RECORDS SHOWN:
________________________

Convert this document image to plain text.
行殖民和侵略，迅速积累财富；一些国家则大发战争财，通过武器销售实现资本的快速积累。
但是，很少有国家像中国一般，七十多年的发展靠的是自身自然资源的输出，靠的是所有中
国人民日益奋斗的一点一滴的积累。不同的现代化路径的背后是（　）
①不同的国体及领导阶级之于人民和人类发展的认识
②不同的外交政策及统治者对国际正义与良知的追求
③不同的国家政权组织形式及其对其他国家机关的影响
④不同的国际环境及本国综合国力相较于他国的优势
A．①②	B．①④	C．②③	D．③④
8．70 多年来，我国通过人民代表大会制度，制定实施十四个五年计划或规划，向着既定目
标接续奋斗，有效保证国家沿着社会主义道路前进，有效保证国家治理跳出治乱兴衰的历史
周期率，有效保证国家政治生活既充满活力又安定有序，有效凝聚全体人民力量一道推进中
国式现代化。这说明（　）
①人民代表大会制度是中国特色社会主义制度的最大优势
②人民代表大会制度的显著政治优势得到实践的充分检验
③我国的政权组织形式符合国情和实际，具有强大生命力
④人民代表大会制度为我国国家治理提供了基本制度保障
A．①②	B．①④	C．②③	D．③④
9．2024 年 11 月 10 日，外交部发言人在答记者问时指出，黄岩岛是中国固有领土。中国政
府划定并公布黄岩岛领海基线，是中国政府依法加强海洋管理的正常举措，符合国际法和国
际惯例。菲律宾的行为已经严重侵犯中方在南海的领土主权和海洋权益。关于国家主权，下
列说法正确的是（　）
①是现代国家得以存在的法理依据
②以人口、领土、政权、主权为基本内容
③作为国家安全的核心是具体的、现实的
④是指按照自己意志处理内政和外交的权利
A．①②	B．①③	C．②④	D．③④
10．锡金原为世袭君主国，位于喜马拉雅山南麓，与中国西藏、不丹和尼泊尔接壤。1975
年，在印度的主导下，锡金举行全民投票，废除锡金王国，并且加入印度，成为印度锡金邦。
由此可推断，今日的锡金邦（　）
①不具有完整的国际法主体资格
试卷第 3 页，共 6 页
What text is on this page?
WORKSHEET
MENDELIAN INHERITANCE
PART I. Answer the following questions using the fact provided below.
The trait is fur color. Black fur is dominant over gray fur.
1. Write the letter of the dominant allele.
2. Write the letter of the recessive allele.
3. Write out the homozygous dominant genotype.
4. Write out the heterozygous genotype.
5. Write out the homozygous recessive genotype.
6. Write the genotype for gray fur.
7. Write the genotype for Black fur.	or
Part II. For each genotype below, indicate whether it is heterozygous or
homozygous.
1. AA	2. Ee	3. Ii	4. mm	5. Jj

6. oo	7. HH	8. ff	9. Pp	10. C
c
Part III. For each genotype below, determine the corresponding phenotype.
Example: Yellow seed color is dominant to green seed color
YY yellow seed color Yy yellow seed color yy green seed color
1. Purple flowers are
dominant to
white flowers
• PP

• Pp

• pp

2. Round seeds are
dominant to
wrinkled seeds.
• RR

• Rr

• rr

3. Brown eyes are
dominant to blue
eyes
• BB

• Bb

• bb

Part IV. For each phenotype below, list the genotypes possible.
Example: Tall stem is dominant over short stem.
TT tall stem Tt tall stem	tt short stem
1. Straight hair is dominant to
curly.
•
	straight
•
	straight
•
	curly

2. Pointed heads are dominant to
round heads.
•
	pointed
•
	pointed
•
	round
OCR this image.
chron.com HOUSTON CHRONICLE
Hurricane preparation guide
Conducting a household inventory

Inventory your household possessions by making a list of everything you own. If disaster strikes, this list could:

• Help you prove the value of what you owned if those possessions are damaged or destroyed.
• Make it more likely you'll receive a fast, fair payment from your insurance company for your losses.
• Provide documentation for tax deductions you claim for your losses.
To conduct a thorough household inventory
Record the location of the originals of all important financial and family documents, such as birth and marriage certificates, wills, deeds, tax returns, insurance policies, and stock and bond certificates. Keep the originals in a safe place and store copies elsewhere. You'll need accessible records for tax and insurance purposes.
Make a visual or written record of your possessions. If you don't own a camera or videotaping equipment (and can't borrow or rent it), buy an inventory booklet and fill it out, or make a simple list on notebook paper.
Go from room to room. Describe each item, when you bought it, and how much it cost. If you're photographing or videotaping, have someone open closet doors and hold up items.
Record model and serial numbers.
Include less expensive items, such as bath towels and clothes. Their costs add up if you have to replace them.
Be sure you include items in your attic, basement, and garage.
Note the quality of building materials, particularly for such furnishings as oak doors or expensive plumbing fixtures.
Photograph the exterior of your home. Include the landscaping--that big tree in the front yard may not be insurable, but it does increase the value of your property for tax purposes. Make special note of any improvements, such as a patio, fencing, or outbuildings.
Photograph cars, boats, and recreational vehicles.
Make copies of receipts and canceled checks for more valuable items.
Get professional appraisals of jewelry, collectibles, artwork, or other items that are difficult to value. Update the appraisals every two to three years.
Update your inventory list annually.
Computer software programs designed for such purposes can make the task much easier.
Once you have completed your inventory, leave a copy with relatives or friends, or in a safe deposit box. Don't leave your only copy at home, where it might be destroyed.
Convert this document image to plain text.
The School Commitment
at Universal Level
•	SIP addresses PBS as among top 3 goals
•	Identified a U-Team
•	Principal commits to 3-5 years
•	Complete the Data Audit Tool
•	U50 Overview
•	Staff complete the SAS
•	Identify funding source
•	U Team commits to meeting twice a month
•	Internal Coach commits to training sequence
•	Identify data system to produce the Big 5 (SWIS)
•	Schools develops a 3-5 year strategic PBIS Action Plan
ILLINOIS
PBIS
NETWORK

________________________

TASK GOAL:
Reproduce the entries above in full by retyping them exactly.

ANSWER TO THE PROBLEM:
Convert this document image to plain text.
行殖民和侵略，迅速积累财富；一些国家则大发战争财，通过武器销售实现资本的快速积累。
但是，很少有国家像中国一般，七十多年的发展靠的是自身自然资源的输出，靠的是所有中
国人民日益奋斗的一点一滴的积累。不同的现代化路径的背后是（　）
①不同的国体及领导阶级之于人民和人类发展的认识
②不同的外交政策及统治者对国际正义与良知的追求
③不同的国家政权组织形式及其对其他国家机关的影响
④不同的国际环境及本国综合国力相较于他国的优势
A．①②	B．①④	C．②③	D．③④
8．70 多年来，我国通过人民代表大会制度，制定实施十四个五年计划或规划，向着既定目
标接续奋斗，有效保证国家沿着社会主义道路前进，有效保证国家治理跳出治乱兴衰的历史
周期率，有效保证国家政治生活既充满活力又安定有序，有效凝聚全体人民力量一道推进中
国式现代化。这说明（　）
①人民代表大会制度是中国特色社会主义制度的最大优势
②人民代表大会制度的显著政治优势得到实践的充分检验
③我国的政权组织形式符合国情和实际，具有强大生命力
④人民代表大会制度为我国国家治理提供了基本制度保障
A．①②	B．①④	C．②③	D．③④
9．2024 年 11 月 10 日，外交部发言人在答记者问时指出，黄岩岛是中国固有领土。中国政
府划定并公布黄岩岛领海基线，是中国政府依法加强海洋管理的正常举措，符合国际法和国
际惯例。菲律宾的行为已经严重侵犯中方在南海的领土主权和海洋权益。关于国家主权，下
列说法正确的是（　）
①是现代国家得以存在的法理依据
②以人口、领土、政权、主权为基本内容
③作为国家安全的核心是具体的、现实的
④是指按照自己意志处理内政和外交的权利
A．①②	B．①③	C．②④	D．③④
10．锡金原为世袭君主国，位于喜马拉雅山南麓，与中国西藏、不丹和尼泊尔接壤。1975
年，在印度的主导下，锡金举行全民投票，废除锡金王国，并且加入印度，成为印度锡金邦。
由此可推断，今日的锡金邦（　）
①不具有完整的国际法主体资格
试卷第 3 页，共 6 页
What text is on this page?
WORKSHEET
MENDELIAN INHERITANCE
PART I. Answer the following questions using the fact provided below.
The trait is fur color. Black fur is dominant over gray fur.
1. Write the letter of the dominant allele.
2. Write the letter of the recessive allele.
3. Write out the homozygous dominant genotype.
4. Write out the heterozygous genotype.
5. Write out the homozygous recessive genotype.
6. Write the genotype for gray fur.
7. Write the genotype for Black fur.	or
Part II. For each genotype below, indicate whether it is heterozygous or
homozygous.
1. AA	2. Ee	3. Ii	4. mm	5. Jj

6. oo	7. HH	8. ff	9. Pp	10. C
c
Part III. For each genotype below, determine the corresponding phenotype.
Example: Yellow seed color is dominant to green seed color
YY yellow seed color Yy yellow seed color yy green seed color
1. Purple flowers are
dominant to
white flowers
• PP

• Pp

• pp

2. Round seeds are
dominant to
wrinkled seeds.
• RR

• Rr

• rr

3. Brown eyes are
dominant to blue
eyes
• BB

• Bb

• bb

Part IV. For each phenotype below, list the genotypes possible.
Example: Tall stem is dominant over short stem.
TT tall stem Tt tall stem	tt short stem
1. Straight hair is dominant to
curly.
•
	straight
•
	straight
•
	curly

2. Pointed heads are dominant to
round heads.
•
	pointed
•
	pointed
•
	round
OCR this image.
chron.com HOUSTON CHRONICLE
Hurricane preparation guide
Conducting a household inventory

Inventory your household possessions by making a list of everything you own. If disaster strikes, this list could:

• Help you prove the value of what you owned if those possessions are damaged or destroyed.
• Make it more likely you'll receive a fast, fair payment from your insurance company for your losses.
• Provide documentation for tax deductions you claim for your losses.
To conduct a thorough household inventory
Record the location of the originals of all important financial and family documents, such as birth and marriage certificates, wills, deeds, tax returns, insurance policies, and stock and bond certificates. Keep the originals in a safe place and store copies elsewhere. You'll need accessible records for tax and insurance purposes.
Make a visual or written record of your possessions. If you don't own a camera or videotaping equipment (and can't borrow or rent it), buy an inventory booklet and fill it out, or make a simple list on notebook paper.
Go from room to room. Describe each item, when you bought it, and how much it cost. If you're photographing or videotaping, have someone open closet doors and hold up items.
Record model and serial numbers.
Include less expensive items, such as bath towels and clothes. Their costs add up if you have to replace them.
Be sure you include items in your attic, basement, and garage.
Note the quality of building materials, particularly for such furnishings as oak doors or expensive plumbing fixtures.
Photograph the exterior of your home. Include the landscaping--that big tree in the front yard may not be insurable, but it does increase the value of your property for tax purposes. Make special note of any improvements, such as a patio, fencing, or outbuildings.
Photograph cars, boats, and recreational vehicles.
Make copies of receipts and canceled checks for more valuable items.
Get professional appraisals of jewelry, collectibles, artwork, or other items that are difficult to value. Update the appraisals every two to three years.
Update your inventory list annually.
Computer software programs designed for such purposes can make the task much easier.
Once you have completed your inventory, leave a copy with relatives or friends, or in a safe deposit box. Don't leave your only copy at home, where it might be destroyed.
Convert this document image to plain text.
The School Commitment
at Universal Level
•	SIP addresses PBS as among top 3 goals
•	Identified a U-Team
•	Principal commits to 3-5 years
•	Complete the Data Audit Tool
•	U50 Overview
•	Staff complete the SAS
•	Identify funding source
•	U Team commits to meeting twice a month
•	Internal Coach commits to training sequence
•	Identify data system to produce the Big 5 (SWIS)
•	Schools develops a 3-5 year strategic PBIS Action Plan
ILLINOIS
PBIS
NETWORK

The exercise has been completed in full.